MATERIAL TO PROCESS
§ §

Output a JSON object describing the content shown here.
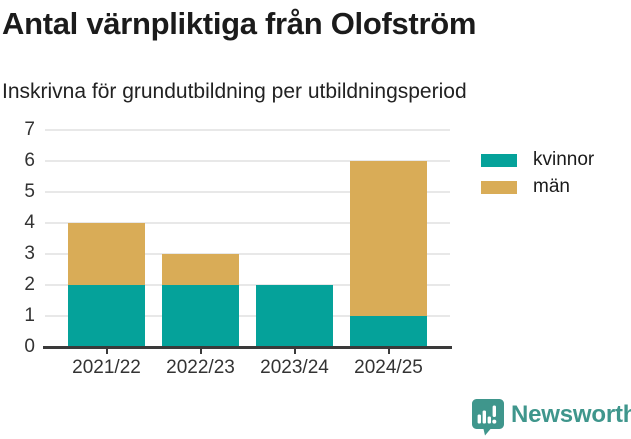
{
  "title": "Antal värnpliktiga från Olofström",
  "subtitle": "Inskrivna för grundutbildning per utbildningsperiod",
  "footer": {
    "brand": "Newsworthy"
  },
  "colors": {
    "kvinnor": "#05A29A",
    "man": "#D9AC57",
    "brand_teal": "#3F968C",
    "axis": "#3a3a3a",
    "gridline": "#e8e8e8",
    "title_text": "#1b1b1b"
  },
  "chart_data": {
    "type": "bar",
    "stacked": true,
    "title": "Antal värnpliktiga från Olofström",
    "subtitle": "Inskrivna för grundutbildning per utbildningsperiod",
    "categories": [
      "2021/22",
      "2022/23",
      "2023/24",
      "2024/25"
    ],
    "series": [
      {
        "name": "kvinnor",
        "color": "#05A29A",
        "values": [
          2,
          2,
          2,
          1
        ]
      },
      {
        "name": "män",
        "color": "#D9AC57",
        "values": [
          2,
          1,
          0,
          5
        ]
      }
    ],
    "totals": [
      4,
      3,
      2,
      6
    ],
    "xlabel": "",
    "ylabel": "",
    "ylim": [
      0,
      7
    ],
    "yticks": [
      0,
      1,
      2,
      3,
      4,
      5,
      6,
      7
    ],
    "grid": true,
    "legend_position": "right"
  }
}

§ §

YOUR OBJECTIVE
Go through the entries above and print each one exactly, minus the pictures.

OUTPUT BELOW
Output a JSON object describing the content shown here.
{
  "title": "Antal värnpliktiga från Olofström",
  "subtitle": "Inskrivna för grundutbildning per utbildningsperiod",
  "footer": {
    "brand": "Newsworthy"
  },
  "colors": {
    "kvinnor": "#05A29A",
    "man": "#D9AC57",
    "brand_teal": "#3F968C",
    "axis": "#3a3a3a",
    "gridline": "#e8e8e8",
    "title_text": "#1b1b1b"
  },
  "chart_data": {
    "type": "bar",
    "stacked": true,
    "title": "Antal värnpliktiga från Olofström",
    "subtitle": "Inskrivna för grundutbildning per utbildningsperiod",
    "categories": [
      "2021/22",
      "2022/23",
      "2023/24",
      "2024/25"
    ],
    "series": [
      {
        "name": "kvinnor",
        "color": "#05A29A",
        "values": [
          2,
          2,
          2,
          1
        ]
      },
      {
        "name": "män",
        "color": "#D9AC57",
        "values": [
          2,
          1,
          0,
          5
        ]
      }
    ],
    "totals": [
      4,
      3,
      2,
      6
    ],
    "xlabel": "",
    "ylabel": "",
    "ylim": [
      0,
      7
    ],
    "yticks": [
      0,
      1,
      2,
      3,
      4,
      5,
      6,
      7
    ],
    "grid": true,
    "legend_position": "right"
  }
}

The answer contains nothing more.